■ **Data to process**
--------
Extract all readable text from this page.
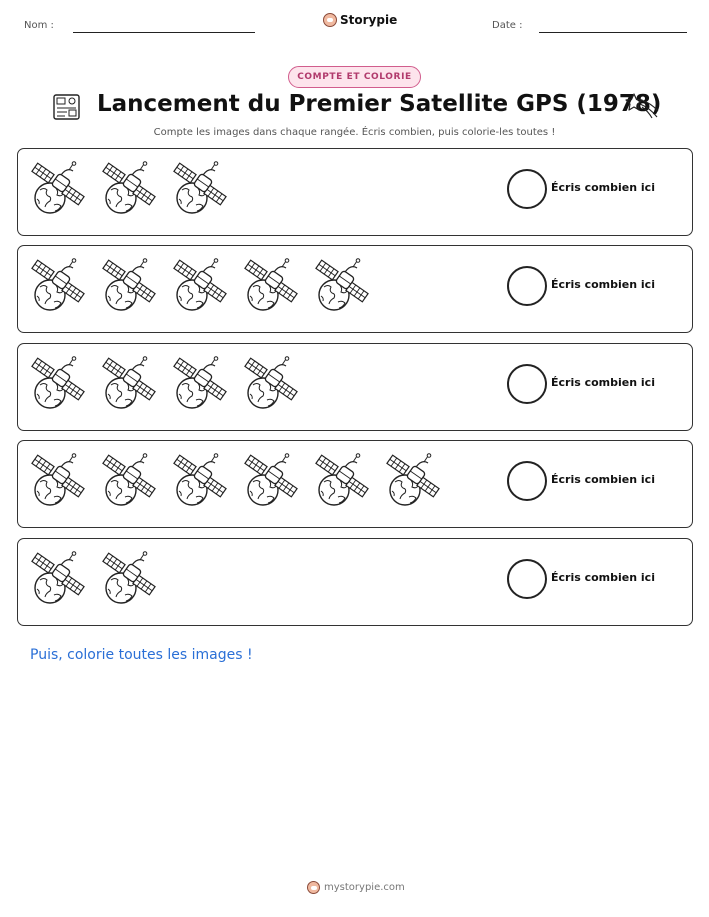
Nom :	Storypie	Date :
COMPTE ET COLORIE
Lancement du Premier Satellite GPS (1978)
Compte les images dans chaque rangée. Écris combien, puis colorie-les toutes !
Écris combien ici
Écris combien ici
Écris combien ici
Écris combien ici
Écris combien ici
Puis, colorie toutes les images !
mystorypie.com
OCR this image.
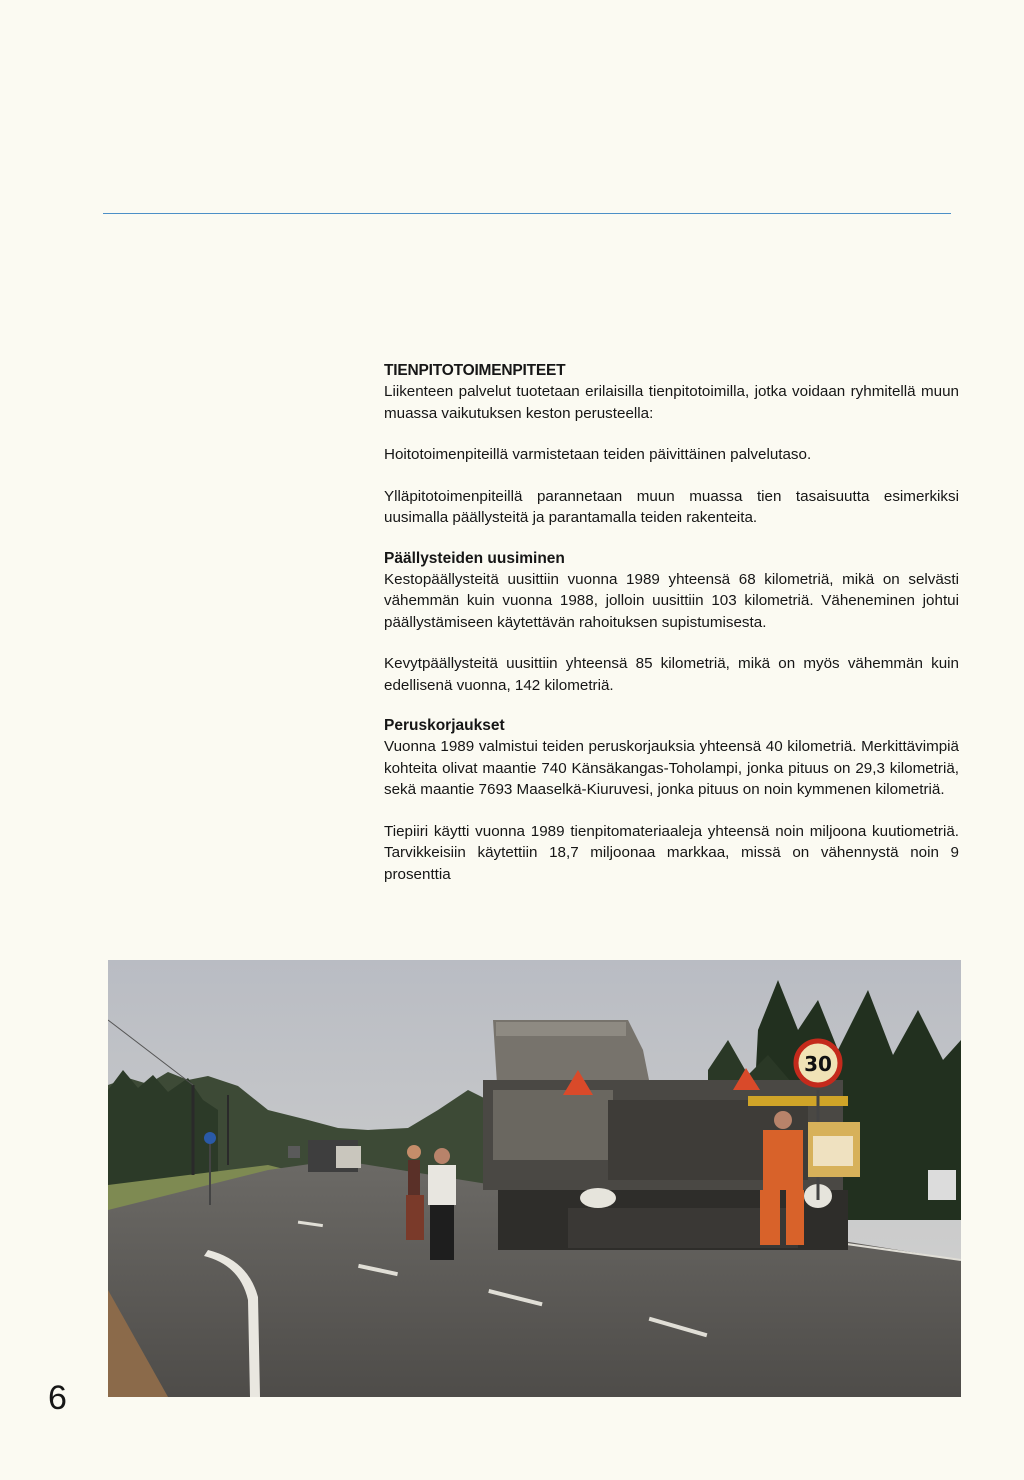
TIENPITOTOIMENPITEET

Liikenteen palvelut tuotetaan erilaisilla tienpitotoimilla, jotka voidaan ryhmitellä muun muassa vaikutuksen keston perusteella:

Hoitotoimenpiteillä varmistetaan teiden päivittäinen palvelutaso.

Ylläpitotoimenpiteillä parannetaan muun muassa tien tasaisuutta esimerkiksi uusimalla päällysteitä ja parantamalla teiden rakenteita.

Päällysteiden uusiminen

Kestopäällysteitä uusittiin vuonna 1989 yhteensä 68 kilometriä, mikä on selvästi vähemmän kuin vuonna 1988, jolloin uusittiin 103 kilometriä. Väheneminen johtui päällystämiseen käytettävän rahoituksen supistumisesta.

Kevytpäällysteitä uusittiin yhteensä 85 kilometriä, mikä on myös vähemmän kuin edellisenä vuonna, 142 kilometriä.

Peruskorjaukset

Vuonna 1989 valmistui teiden peruskorjauksia yhteensä 40 kilometriä. Merkittävimpiä kohteita olivat maantie 740 Känsäkangas-Toholampi, jonka pituus on 29,3 kilometriä, sekä maantie 7693 Maaselkä-Kiuruvesi, jonka pituus on noin kymmenen kilometriä.

Tiepiiri käytti vuonna 1989 tienpitomateriaaleja yhteensä noin miljoona kuutiometriä. Tarvikkeisiin käytettiin 18,7 miljoonaa markkaa, missä on vähennystä noin 9 prosenttia

30
6
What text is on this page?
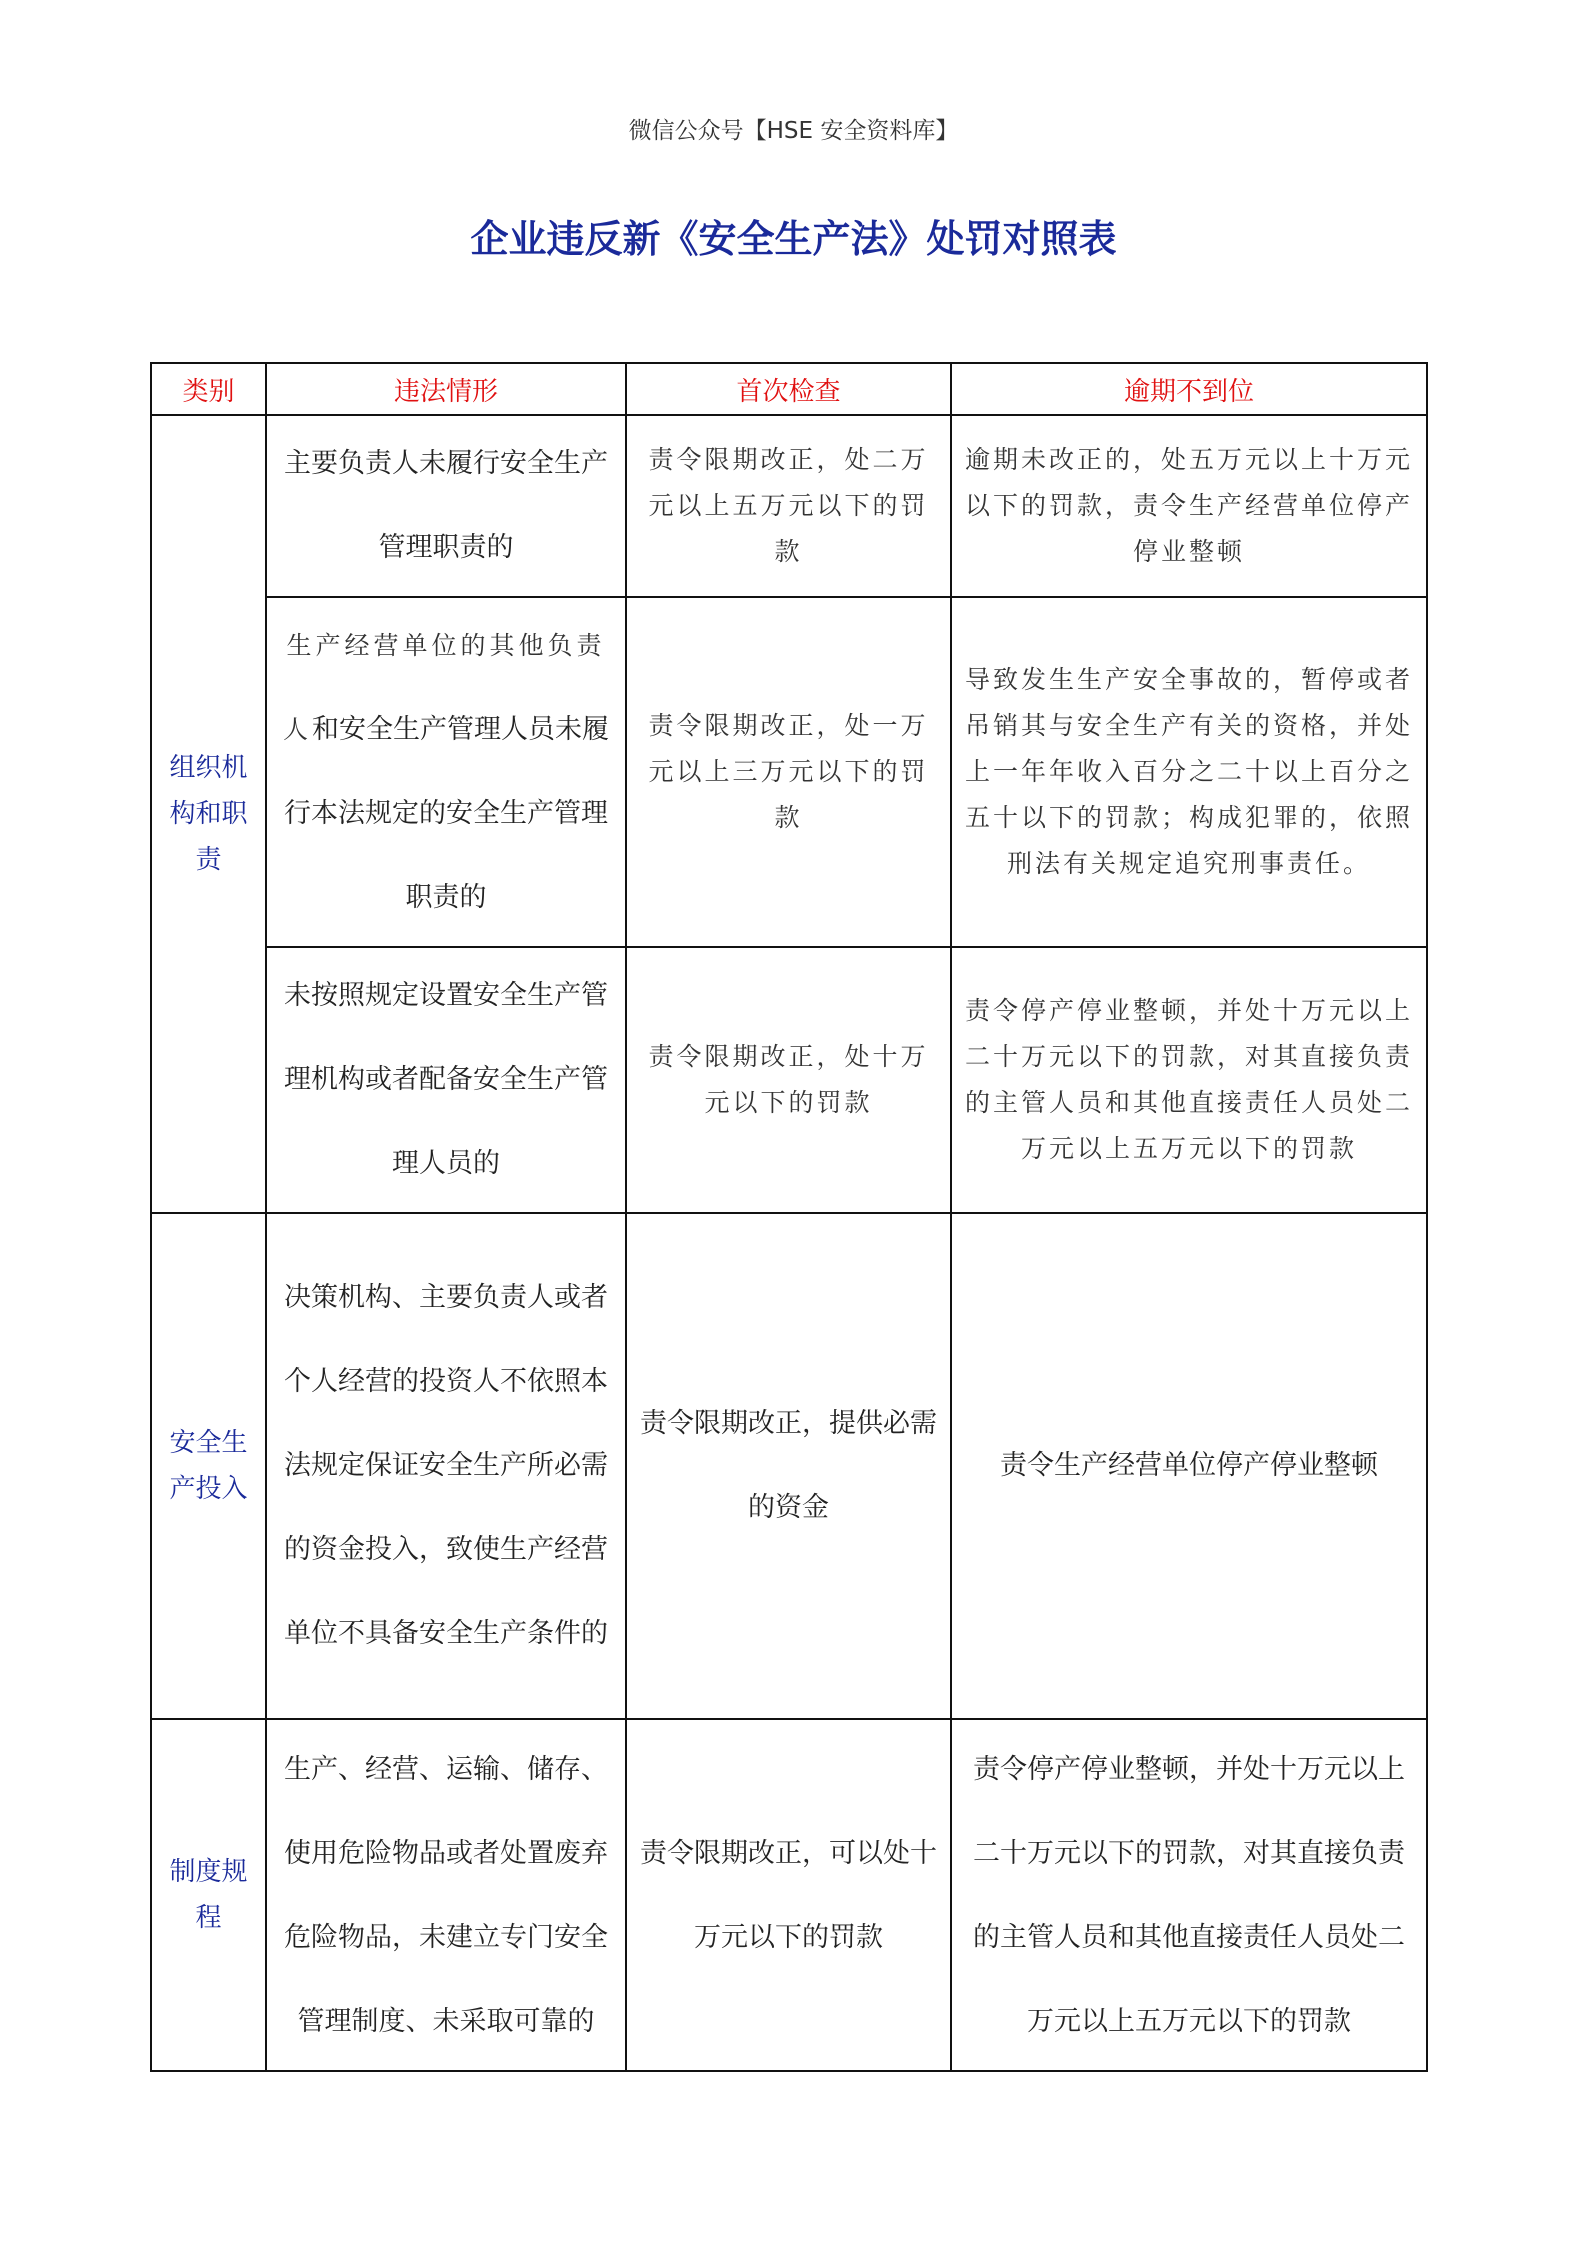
微信公众号【HSE 安全资料库】
企业违反新《安全生产法》处罚对照表
类别	违法情形	首次检查	逾期不到位
组织机构和职责	主要负责人未履行安全生产管理职责的	责令限期改正，处二万元以上五万元以下的罚款	逾期未改正的，处五万元以上十万元以下的罚款，责令生产经营单位停产停业整顿
	生产经营单位的其他负责人和安全生产管理人员未履行本法规定的安全生产管理职责的	责令限期改正，处一万元以上三万元以下的罚款	导致发生生产安全事故的，暂停或者吊销其与安全生产有关的资格，并处上一年年收入百分之二十以上百分之五十以下的罚款；构成犯罪的，依照刑法有关规定追究刑事责任。
	未按照规定设置安全生产管理机构或者配备安全生产管理人员的	责令限期改正，处十万元以下的罚款	责令停产停业整顿，并处十万元以上二十万元以下的罚款，对其直接负责的主管人员和其他直接责任人员处二万元以上五万元以下的罚款
安全生产投入	决策机构、主要负责人或者个人经营的投资人不依照本法规定保证安全生产所必需的资金投入，致使生产经营单位不具备安全生产条件的	责令限期改正，提供必需的资金	责令生产经营单位停产停业整顿
制度规程	生产、经营、运输、储存、使用危险物品或者处置废弃危险物品，未建立专门安全管理制度、未采取可靠的	责令限期改正，可以处十万元以下的罚款	责令停产停业整顿，并处十万元以上二十万元以下的罚款，对其直接负责的主管人员和其他直接责任人员处二万元以上五万元以下的罚款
--------
■ **Job**
Transcribe every line from the records above without alteration, and leave out the images.

■ **Problem solution**
Extract all readable text from this page.
Nom :	Storypie	Date :
COMPTE ET COLORIE
Lancement du Premier Satellite GPS (1978)
Compte les images dans chaque rangée. Écris combien, puis colorie-les toutes !
Écris combien ici
Écris combien ici
Écris combien ici
Écris combien ici
Écris combien ici
Puis, colorie toutes les images !
mystorypie.com
OCR this image.
TIENPITOTOIMENPITEET

Liikenteen palvelut tuotetaan erilaisilla tienpitotoimilla, jotka voidaan ryhmitellä muun muassa vaikutuksen keston perusteella:

Hoitotoimenpiteillä varmistetaan teiden päivittäinen palvelutaso.

Ylläpitotoimenpiteillä parannetaan muun muassa tien tasaisuutta esimerkiksi uusimalla päällysteitä ja parantamalla teiden rakenteita.

Päällysteiden uusiminen

Kestopäällysteitä uusittiin vuonna 1989 yhteensä 68 kilometriä, mikä on selvästi vähemmän kuin vuonna 1988, jolloin uusittiin 103 kilometriä. Väheneminen johtui päällystämiseen käytettävän rahoituksen supistumisesta.

Kevytpäällysteitä uusittiin yhteensä 85 kilometriä, mikä on myös vähemmän kuin edellisenä vuonna, 142 kilometriä.

Peruskorjaukset

Vuonna 1989 valmistui teiden peruskorjauksia yhteensä 40 kilometriä. Merkittävimpiä kohteita olivat maantie 740 Känsäkangas-Toholampi, jonka pituus on 29,3 kilometriä, sekä maantie 7693 Maaselkä-Kiuruvesi, jonka pituus on noin kymmenen kilometriä.

Tiepiiri käytti vuonna 1989 tienpitomateriaaleja yhteensä noin miljoona kuutiometriä. Tarvikkeisiin käytettiin 18,7 miljoonaa markkaa, missä on vähennystä noin 9 prosenttia

30
6
What text is on this page?
微信公众号【HSE 安全资料库】
企业违反新《安全生产法》处罚对照表
类别	违法情形	首次检查	逾期不到位
组织机构和职责	主要负责人未履行安全生产管理职责的	责令限期改正，处二万元以上五万元以下的罚款	逾期未改正的，处五万元以上十万元以下的罚款，责令生产经营单位停产停业整顿
	生产经营单位的其他负责人和安全生产管理人员未履行本法规定的安全生产管理职责的	责令限期改正，处一万元以上三万元以下的罚款	导致发生生产安全事故的，暂停或者吊销其与安全生产有关的资格，并处上一年年收入百分之二十以上百分之五十以下的罚款；构成犯罪的，依照刑法有关规定追究刑事责任。
	未按照规定设置安全生产管理机构或者配备安全生产管理人员的	责令限期改正，处十万元以下的罚款	责令停产停业整顿，并处十万元以上二十万元以下的罚款，对其直接负责的主管人员和其他直接责任人员处二万元以上五万元以下的罚款
安全生产投入	决策机构、主要负责人或者个人经营的投资人不依照本法规定保证安全生产所必需的资金投入，致使生产经营单位不具备安全生产条件的	责令限期改正，提供必需的资金	责令生产经营单位停产停业整顿
制度规程	生产、经营、运输、储存、使用危险物品或者处置废弃危险物品，未建立专门安全管理制度、未采取可靠的	责令限期改正，可以处十万元以下的罚款	责令停产停业整顿，并处十万元以上二十万元以下的罚款，对其直接负责的主管人员和其他直接责任人员处二万元以上五万元以下的罚款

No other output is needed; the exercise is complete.